***** Recorded data

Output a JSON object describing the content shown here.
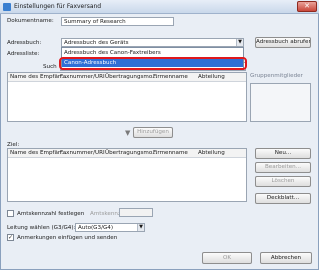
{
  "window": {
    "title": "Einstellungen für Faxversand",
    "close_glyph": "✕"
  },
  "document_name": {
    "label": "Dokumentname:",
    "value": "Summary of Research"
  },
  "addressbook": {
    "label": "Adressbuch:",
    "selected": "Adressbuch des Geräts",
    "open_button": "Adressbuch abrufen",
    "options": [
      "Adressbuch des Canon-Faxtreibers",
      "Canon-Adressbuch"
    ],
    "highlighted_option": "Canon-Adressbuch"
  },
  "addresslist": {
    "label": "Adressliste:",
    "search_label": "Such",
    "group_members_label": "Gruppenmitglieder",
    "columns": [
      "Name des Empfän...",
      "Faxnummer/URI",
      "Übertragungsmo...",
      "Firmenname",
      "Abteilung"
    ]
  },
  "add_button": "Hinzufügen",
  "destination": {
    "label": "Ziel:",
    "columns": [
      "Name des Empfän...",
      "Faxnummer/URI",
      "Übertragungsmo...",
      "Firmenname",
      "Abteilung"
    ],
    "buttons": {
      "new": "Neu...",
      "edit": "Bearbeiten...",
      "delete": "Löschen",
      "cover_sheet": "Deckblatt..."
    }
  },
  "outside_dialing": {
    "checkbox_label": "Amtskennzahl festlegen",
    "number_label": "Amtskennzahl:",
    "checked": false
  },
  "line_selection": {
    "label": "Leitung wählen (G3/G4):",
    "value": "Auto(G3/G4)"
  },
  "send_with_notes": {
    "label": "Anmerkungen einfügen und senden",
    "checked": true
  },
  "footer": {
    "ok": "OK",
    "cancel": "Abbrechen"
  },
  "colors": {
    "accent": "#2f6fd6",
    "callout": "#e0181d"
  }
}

**********

Would you mind returning each entry above word for word, skipping the images?

- Exercise solution -
Output a JSON object describing the content shown here.
{
  "window": {
    "title": "Einstellungen für Faxversand",
    "close_glyph": "✕"
  },
  "document_name": {
    "label": "Dokumentname:",
    "value": "Summary of Research"
  },
  "addressbook": {
    "label": "Adressbuch:",
    "selected": "Adressbuch des Geräts",
    "open_button": "Adressbuch abrufen",
    "options": [
      "Adressbuch des Canon-Faxtreibers",
      "Canon-Adressbuch"
    ],
    "highlighted_option": "Canon-Adressbuch"
  },
  "addresslist": {
    "label": "Adressliste:",
    "search_label": "Such",
    "group_members_label": "Gruppenmitglieder",
    "columns": [
      "Name des Empfän...",
      "Faxnummer/URI",
      "Übertragungsmo...",
      "Firmenname",
      "Abteilung"
    ]
  },
  "add_button": "Hinzufügen",
  "destination": {
    "label": "Ziel:",
    "columns": [
      "Name des Empfän...",
      "Faxnummer/URI",
      "Übertragungsmo...",
      "Firmenname",
      "Abteilung"
    ],
    "buttons": {
      "new": "Neu...",
      "edit": "Bearbeiten...",
      "delete": "Löschen",
      "cover_sheet": "Deckblatt..."
    }
  },
  "outside_dialing": {
    "checkbox_label": "Amtskennzahl festlegen",
    "number_label": "Amtskennzahl:",
    "checked": false
  },
  "line_selection": {
    "label": "Leitung wählen (G3/G4):",
    "value": "Auto(G3/G4)"
  },
  "send_with_notes": {
    "label": "Anmerkungen einfügen und senden",
    "checked": true
  },
  "footer": {
    "ok": "OK",
    "cancel": "Abbrechen"
  },
  "colors": {
    "accent": "#2f6fd6",
    "callout": "#e0181d"
  }
}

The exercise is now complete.